• [Text shown]
--------------------------------

#signature #simd #binary #const #scanning #no-alloc

nightly no-std sigmah

Create and scan binary signature in Rust efficiently

15 releases (5 breaking)

0.6.1 Nov 2, 2024
0.6.0 Nov 2, 2024
0.5.0 Nov 1, 2024
0.4.0 Oct 31, 2024
0.1.6 Oct 30, 2024

#431 in Algorithms

25 downloads per month

MIT license

40KB
830 lines

Sigmah

A blatantly simple Rust crate that creates binary signature efficiently, which can be stored on stack or as const item (So can store the pattern without making it on heap!).

It also generate scanner function using either best-effort algorithm chosen from naive linear scanning, or using runtime SIMD selection as backend if feature is available, which also includes a scalar fallback (Thanks you portable SIMD <3).

The generated function is internalized, meaning the signature itself would embed directly as part of the opcode without much preprocessing.

This should directly kill many Find Pattern benchmark while maintaining a decent performance.

How it works?

--------------------------------

• [Exercise goal]
Return the Sigmah crate page word for word, from "The generated function" to "a decent performance.".

--------------------------------

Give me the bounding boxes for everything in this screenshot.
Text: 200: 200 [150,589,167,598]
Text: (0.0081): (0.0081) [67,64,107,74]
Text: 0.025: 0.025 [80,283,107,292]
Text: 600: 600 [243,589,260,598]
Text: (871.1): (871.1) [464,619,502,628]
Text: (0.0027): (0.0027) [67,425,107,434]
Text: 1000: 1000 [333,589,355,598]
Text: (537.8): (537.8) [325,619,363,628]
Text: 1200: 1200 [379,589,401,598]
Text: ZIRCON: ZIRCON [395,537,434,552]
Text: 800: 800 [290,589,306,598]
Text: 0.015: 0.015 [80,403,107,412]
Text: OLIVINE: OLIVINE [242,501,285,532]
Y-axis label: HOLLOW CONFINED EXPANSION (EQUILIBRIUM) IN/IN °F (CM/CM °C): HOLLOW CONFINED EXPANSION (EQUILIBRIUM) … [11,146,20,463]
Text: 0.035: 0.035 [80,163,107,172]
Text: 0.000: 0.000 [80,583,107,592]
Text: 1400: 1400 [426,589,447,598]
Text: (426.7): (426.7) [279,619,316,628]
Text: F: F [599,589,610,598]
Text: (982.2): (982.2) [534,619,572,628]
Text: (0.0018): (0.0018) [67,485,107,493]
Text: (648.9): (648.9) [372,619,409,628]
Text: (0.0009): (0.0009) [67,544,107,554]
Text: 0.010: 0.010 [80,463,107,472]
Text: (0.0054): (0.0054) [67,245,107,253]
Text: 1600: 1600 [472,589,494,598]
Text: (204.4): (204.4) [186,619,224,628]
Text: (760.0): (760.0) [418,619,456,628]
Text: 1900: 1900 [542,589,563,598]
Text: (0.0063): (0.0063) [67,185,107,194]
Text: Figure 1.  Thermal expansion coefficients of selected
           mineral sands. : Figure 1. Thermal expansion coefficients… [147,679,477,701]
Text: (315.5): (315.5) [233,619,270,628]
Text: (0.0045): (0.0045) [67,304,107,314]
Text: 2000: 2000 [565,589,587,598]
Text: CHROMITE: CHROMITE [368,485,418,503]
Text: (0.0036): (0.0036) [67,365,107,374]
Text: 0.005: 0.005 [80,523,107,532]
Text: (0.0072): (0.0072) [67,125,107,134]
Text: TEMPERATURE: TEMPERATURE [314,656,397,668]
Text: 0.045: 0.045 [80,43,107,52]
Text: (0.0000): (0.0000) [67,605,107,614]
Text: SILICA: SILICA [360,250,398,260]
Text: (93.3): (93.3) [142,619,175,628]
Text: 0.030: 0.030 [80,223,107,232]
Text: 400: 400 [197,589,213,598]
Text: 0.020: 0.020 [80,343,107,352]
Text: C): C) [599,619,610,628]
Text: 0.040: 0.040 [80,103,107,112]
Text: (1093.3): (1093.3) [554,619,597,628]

--------------------------------

• [Result]
The generated function is internalized, meaning the signature itself would embed directly as part of the opcode without much preprocessing.

This should directly kill many Find Pattern benchmark while maintaining a decent performance.